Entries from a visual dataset

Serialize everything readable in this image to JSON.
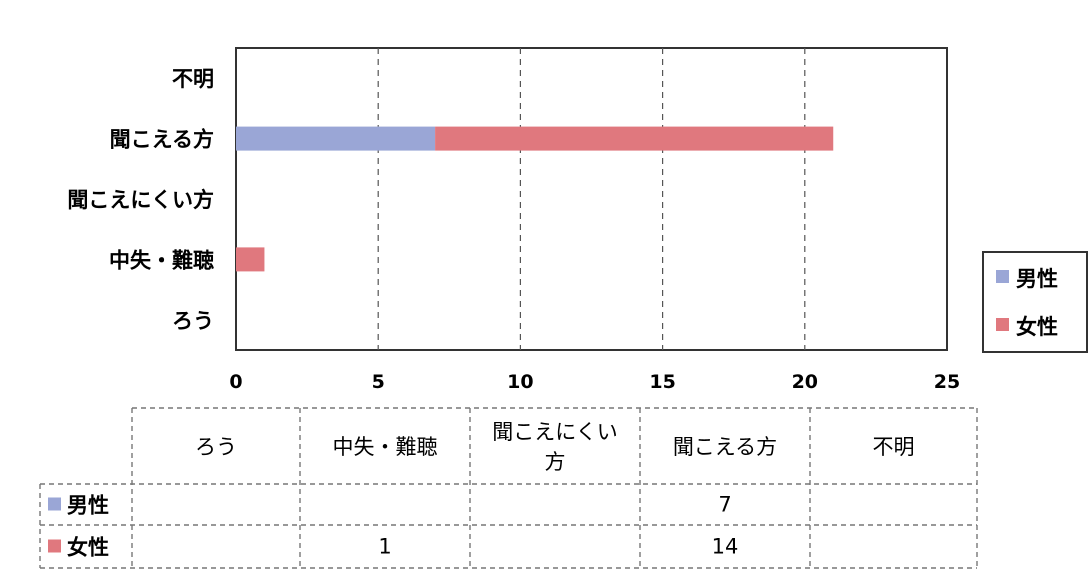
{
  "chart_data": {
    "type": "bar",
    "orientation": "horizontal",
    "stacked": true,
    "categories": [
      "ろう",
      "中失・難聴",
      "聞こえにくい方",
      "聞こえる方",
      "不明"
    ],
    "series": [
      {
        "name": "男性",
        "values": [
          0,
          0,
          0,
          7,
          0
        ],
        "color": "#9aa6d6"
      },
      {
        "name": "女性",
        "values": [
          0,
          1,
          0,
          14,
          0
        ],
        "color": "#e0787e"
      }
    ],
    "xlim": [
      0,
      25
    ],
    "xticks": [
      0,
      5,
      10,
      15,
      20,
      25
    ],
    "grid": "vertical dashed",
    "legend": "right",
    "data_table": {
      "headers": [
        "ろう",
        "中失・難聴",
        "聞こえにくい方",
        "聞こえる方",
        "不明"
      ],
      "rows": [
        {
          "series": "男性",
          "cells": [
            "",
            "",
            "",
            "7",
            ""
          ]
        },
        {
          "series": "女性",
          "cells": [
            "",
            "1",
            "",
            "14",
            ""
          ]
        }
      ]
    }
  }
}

...

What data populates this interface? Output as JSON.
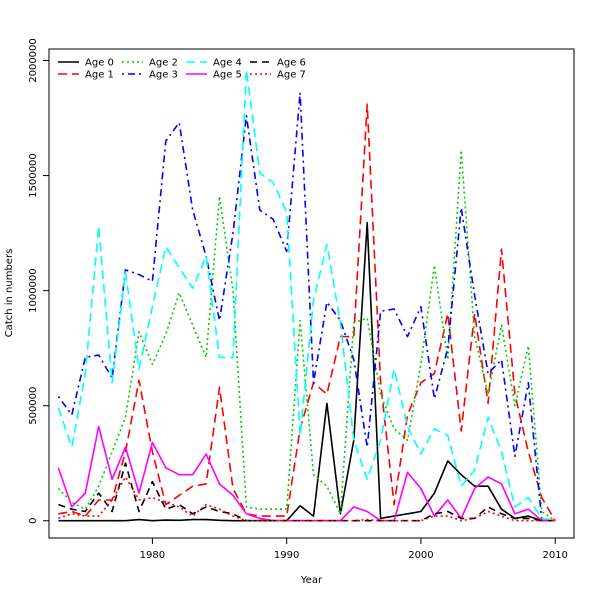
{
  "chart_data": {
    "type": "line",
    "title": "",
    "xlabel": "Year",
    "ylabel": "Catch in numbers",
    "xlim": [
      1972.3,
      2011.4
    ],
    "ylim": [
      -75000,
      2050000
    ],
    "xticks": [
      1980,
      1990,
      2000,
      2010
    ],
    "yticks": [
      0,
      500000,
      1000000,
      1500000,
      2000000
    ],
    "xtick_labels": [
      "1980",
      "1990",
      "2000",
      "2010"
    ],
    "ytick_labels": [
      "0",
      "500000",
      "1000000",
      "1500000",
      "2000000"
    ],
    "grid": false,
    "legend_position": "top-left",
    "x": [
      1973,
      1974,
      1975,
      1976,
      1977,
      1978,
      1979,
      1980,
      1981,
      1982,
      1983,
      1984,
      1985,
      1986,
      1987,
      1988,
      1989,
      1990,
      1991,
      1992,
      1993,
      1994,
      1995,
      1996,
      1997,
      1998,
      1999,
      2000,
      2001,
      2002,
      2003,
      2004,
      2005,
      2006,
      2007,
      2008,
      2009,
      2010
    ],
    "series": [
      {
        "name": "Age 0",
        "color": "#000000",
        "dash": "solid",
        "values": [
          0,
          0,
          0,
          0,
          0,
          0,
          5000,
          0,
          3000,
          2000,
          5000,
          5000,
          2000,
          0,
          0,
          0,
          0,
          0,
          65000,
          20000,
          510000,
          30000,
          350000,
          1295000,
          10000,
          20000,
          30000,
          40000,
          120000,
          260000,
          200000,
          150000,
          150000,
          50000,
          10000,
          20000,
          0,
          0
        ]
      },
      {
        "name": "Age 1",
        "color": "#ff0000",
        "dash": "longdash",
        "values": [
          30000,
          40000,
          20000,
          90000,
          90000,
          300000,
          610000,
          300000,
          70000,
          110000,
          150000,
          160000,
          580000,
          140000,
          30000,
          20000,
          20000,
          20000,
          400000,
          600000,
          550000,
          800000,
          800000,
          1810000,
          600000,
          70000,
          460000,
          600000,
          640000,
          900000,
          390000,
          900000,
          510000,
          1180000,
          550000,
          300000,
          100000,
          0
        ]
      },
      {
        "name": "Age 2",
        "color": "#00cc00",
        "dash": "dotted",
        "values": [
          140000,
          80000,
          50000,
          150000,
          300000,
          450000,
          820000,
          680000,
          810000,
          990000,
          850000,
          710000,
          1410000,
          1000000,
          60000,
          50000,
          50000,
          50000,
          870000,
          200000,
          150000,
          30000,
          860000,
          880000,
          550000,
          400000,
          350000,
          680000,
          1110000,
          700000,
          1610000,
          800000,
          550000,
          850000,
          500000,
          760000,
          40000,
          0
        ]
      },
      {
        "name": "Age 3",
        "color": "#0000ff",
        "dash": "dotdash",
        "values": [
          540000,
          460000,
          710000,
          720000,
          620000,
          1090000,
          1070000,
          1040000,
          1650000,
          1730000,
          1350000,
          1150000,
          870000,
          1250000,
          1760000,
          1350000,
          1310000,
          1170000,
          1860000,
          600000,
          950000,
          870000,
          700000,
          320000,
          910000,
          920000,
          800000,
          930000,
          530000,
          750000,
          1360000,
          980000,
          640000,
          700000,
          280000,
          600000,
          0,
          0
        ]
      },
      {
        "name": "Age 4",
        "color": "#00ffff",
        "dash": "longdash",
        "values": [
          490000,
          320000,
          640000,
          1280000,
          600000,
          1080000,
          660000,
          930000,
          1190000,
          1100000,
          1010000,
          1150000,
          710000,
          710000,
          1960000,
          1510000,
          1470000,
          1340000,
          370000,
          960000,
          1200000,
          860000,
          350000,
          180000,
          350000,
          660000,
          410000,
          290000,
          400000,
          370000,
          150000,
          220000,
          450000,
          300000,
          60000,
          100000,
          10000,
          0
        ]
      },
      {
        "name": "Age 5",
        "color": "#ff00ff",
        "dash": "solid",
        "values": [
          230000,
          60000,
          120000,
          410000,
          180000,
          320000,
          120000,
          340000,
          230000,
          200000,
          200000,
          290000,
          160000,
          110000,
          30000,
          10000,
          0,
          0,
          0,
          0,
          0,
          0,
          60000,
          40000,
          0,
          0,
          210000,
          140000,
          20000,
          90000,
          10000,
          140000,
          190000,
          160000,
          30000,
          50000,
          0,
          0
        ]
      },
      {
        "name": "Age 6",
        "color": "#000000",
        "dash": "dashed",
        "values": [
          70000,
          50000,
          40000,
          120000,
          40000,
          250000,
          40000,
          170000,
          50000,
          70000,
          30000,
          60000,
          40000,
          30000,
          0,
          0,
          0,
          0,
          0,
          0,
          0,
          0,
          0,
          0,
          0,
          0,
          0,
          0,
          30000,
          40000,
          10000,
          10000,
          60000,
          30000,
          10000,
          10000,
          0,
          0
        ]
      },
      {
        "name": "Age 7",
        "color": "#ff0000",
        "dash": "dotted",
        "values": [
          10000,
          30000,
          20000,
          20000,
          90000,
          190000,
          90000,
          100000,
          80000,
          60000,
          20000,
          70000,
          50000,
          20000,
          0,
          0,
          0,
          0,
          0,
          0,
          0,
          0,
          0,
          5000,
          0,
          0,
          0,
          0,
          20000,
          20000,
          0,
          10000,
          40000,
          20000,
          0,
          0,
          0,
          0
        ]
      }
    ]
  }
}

* THE PROBLEM
For each line above that contains the word "name", copy that line.

* PROBLEM SOLUTION
        "name": "男性",
        "name": "女性",
        "name": "Age 0",
        "name": "Age 1",
        "name": "Age 2",
        "name": "Age 3",
        "name": "Age 4",
        "name": "Age 5",
        "name": "Age 6",
        "name": "Age 7",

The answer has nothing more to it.